#### Written request:
Review the material and extract every line in which the word "document" occurs.

====== Given data ======

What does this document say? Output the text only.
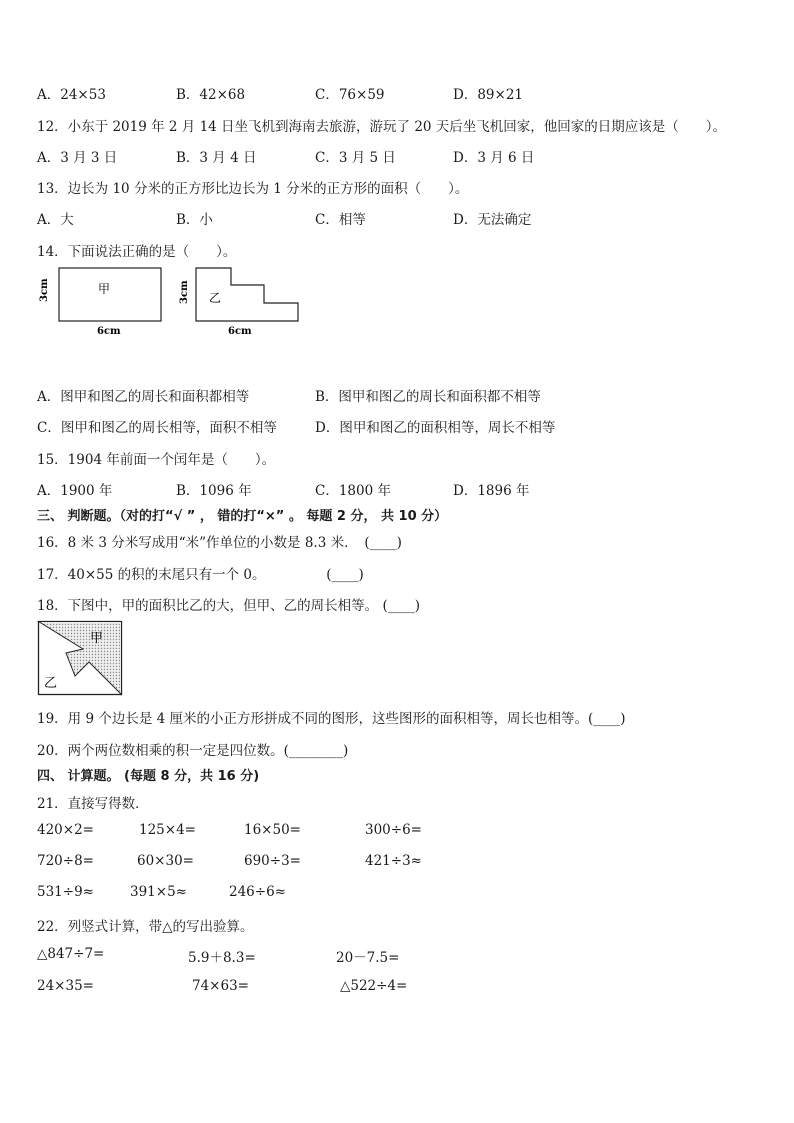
A．24×53	B．42×68	C．76×59	D．89×21
12．小东于 2019 年 2 月 14 日坐飞机到海南去旅游，游玩了 20 天后坐飞机回家，他回家的日期应该是（　　）。
A．3 月 3 日	B．3 月 4 日	C．3 月 5 日	D．3 月 6 日
13．边长为 10 分米的正方形比边长为 1 分米的正方形的面积（　　）。
A．大	B．小	C．相等	D．无法确定
14．下面说法正确的是（　　）。
甲
3cm
6cm
乙
3cm
6cm
A．图甲和图乙的周长和面积都相等	B．图甲和图乙的周长和面积都不相等
C．图甲和图乙的周长相等，面积不相等	D．图甲和图乙的面积相等，周长不相等
15．1904 年前面一个闰年是（　　）。
A．1900 年	B．1096 年	C．1800 年	D．1896 年
三、 判断题。（对的打“√ ” ， 错的打“×” 。 每题 2 分， 共 10 分）
16．8 米 3 分米写成用“米”作单位的小数是 8.3 米．　(____)
17．40×55 的积的末尾只有一个 0。　　　　　(____)
18．下图中，甲的面积比乙的大，但甲、乙的周长相等。 (____)
甲
乙
19．用 9 个边长是 4 厘米的小正方形拼成不同的图形，这些图形的面积相等，周长也相等。(____)
20．两个两位数相乘的积一定是四位数。(________)
四、 计算题。 (每题 8 分，共 16 分)
21．直接写得数．
420×2=	125×4=	16×50=	300÷6=
720÷8=	60×30=	690÷3=	421÷3≈
531÷9≈	391×5≈	246÷6≈
22．列竖式计算，带△的写出验算。
△847÷7=	5.9＋8.3=	20－7.5=
24×35=	74×63=	△522÷4=
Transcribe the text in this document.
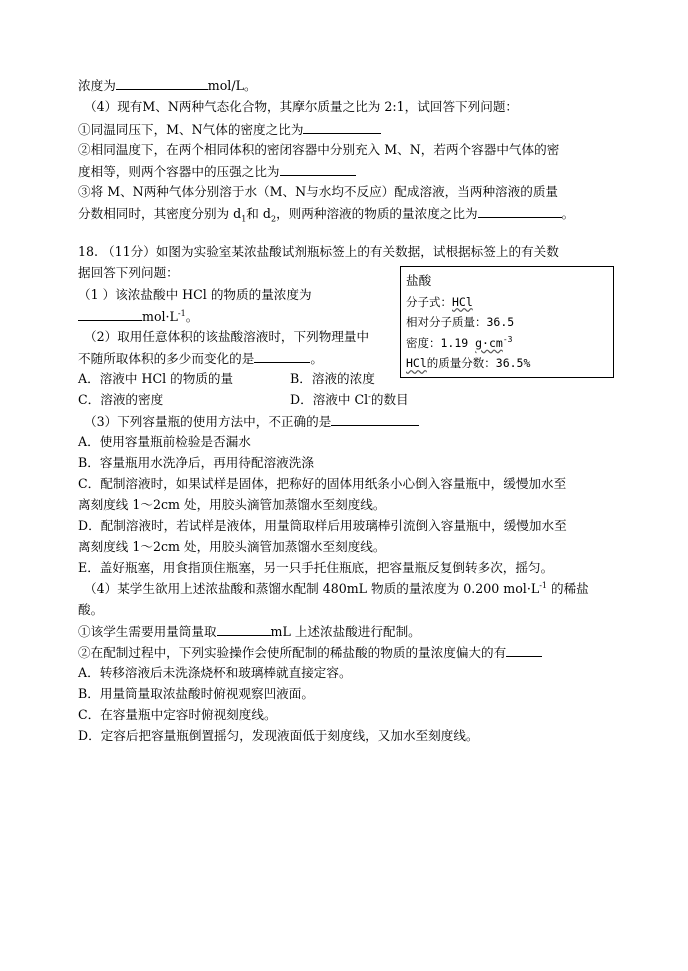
浓度为	mol/L。
（4）现有M、N两种气态化合物，其摩尔质量之比为 2:1，试回答下列问题：
①同温同压下，M、N气体的密度之比为
②相同温度下，在两个相同体积的密闭容器中分别充入 M、N，若两个容器中气体的密
度相等，则两个容器中的压强之比为
③将 M、N两种气体分别溶于水（M、N与水均不反应）配成溶液，当两种溶液的质量
分数相同时，其密度分别为 $d_1$和 $d_2$，则两种溶液的物质的量浓度之比为	。
18. （11分）如图为实验室某浓盐酸试剂瓶标签上的有关数据，试根据标签上的有关数
据回答下列问题：
（1 ）该浓盐酸中 HCl 的物质的量浓度为
$mol\cdot L^{-1}$。
（2）取用任意体积的该盐酸溶液时，下列物理量中
不随所取体积的多少而变化的是	。
A．溶液中 HCl 的物质的量	B．溶液的浓度
C．溶液的密度	D．溶液中 Cl-的数目
（3）下列容量瓶的使用方法中，不正确的是
A．使用容量瓶前检验是否漏水
B．容量瓶用水洗净后，再用待配溶液洗涤
C．配制溶液时，如果试样是固体，把称好的固体用纸条小心倒入容量瓶中，缓慢加水至
离刻度线 1～2cm 处，用胶头滴管加蒸馏水至刻度线。
D．配制溶液时，若试样是液体，用量筒取样后用玻璃棒引流倒入容量瓶中，缓慢加水至
离刻度线 1～2cm 处，用胶头滴管加蒸馏水至刻度线。
E．盖好瓶塞，用食指顶住瓶塞，另一只手托住瓶底，把容量瓶反复倒转多次，摇匀。
（4）某学生欲用上述浓盐酸和蒸馏水配制 480mL 物质的量浓度为 0.200 $mol\cdot L^{-1}$ 的稀盐
酸。
①该学生需要用量筒量取	mL 上述浓盐酸进行配制。
②在配制过程中，下列实验操作会使所配制的稀盐酸的物质的量浓度偏大的有
A．转移溶液后未洗涤烧杯和玻璃棒就直接定容。
B．用量筒量取浓盐酸时俯视观察凹液面。
C．在容量瓶中定容时俯视刻度线。
D．定容后把容量瓶倒置摇匀，发现液面低于刻度线，又加水至刻度线。
盐酸
分子式：HCl
相对分子质量：36.5
密度：1.19 $g\cdot cm^{-3}$
HCl的质量分数：36.5%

======

#### Solution for this exercise:
What does this document say? Output the text only.
Transcribe the text in this document.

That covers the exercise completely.